**Data to use:**
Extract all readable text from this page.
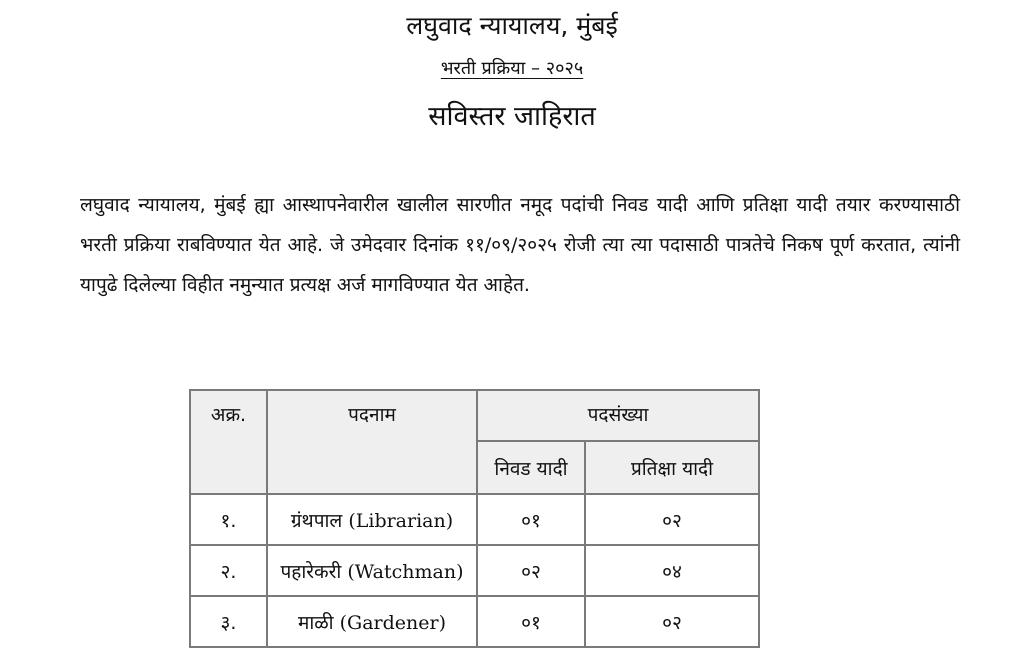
लघुवाद न्यायालय, मुंबई
भरती प्रक्रिया – २०२५
सविस्तर जाहिरात
लघुवाद न्यायालय, मुंबई ह्या आस्थापनेवारील खालील सारणीत नमूद पदांची निवड यादी आणि प्रतिक्षा यादी तयार करण्यासाठी भरती प्रक्रिया राबविण्यात येत आहे. जे उमेदवार दिनांक ११/०९/२०२५ रोजी त्या त्या पदासाठी पात्रतेचे निकष पूर्ण करतात, त्यांनी यापुढे दिलेल्या विहीत नमुन्यात प्रत्यक्ष अर्ज मागविण्यात येत आहेत.
अक्र.	पदनाम	पदसंख्या	
		निवड यादी	प्रतिक्षा यादी
१.	ग्रंथपाल (Librarian)	०१	०२
२.	पहारेकरी (Watchman)	०२	०४
३.	माळी (Gardener)	०१	०२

**Aim:** Quote all of the entries word for word, omitting any pictures.

**Exercise solution:**
Extract all readable text from this page.
लघुवाद न्यायालय, मुंबई
भरती प्रक्रिया – २०२५
सविस्तर जाहिरात
लघुवाद न्यायालय, मुंबई ह्या आस्थापनेवारील खालील सारणीत नमूद पदांची निवड यादी आणि प्रतिक्षा यादी तयार करण्यासाठी भरती प्रक्रिया राबविण्यात येत आहे. जे उमेदवार दिनांक ११/०९/२०२५ रोजी त्या त्या पदासाठी पात्रतेचे निकष पूर्ण करतात, त्यांनी यापुढे दिलेल्या विहीत नमुन्यात प्रत्यक्ष अर्ज मागविण्यात येत आहेत.
अक्र.	पदनाम	पदसंख्या	
		निवड यादी	प्रतिक्षा यादी
१.	ग्रंथपाल (Librarian)	०१	०२
२.	पहारेकरी (Watchman)	०२	०४
३.	माळी (Gardener)	०१	०२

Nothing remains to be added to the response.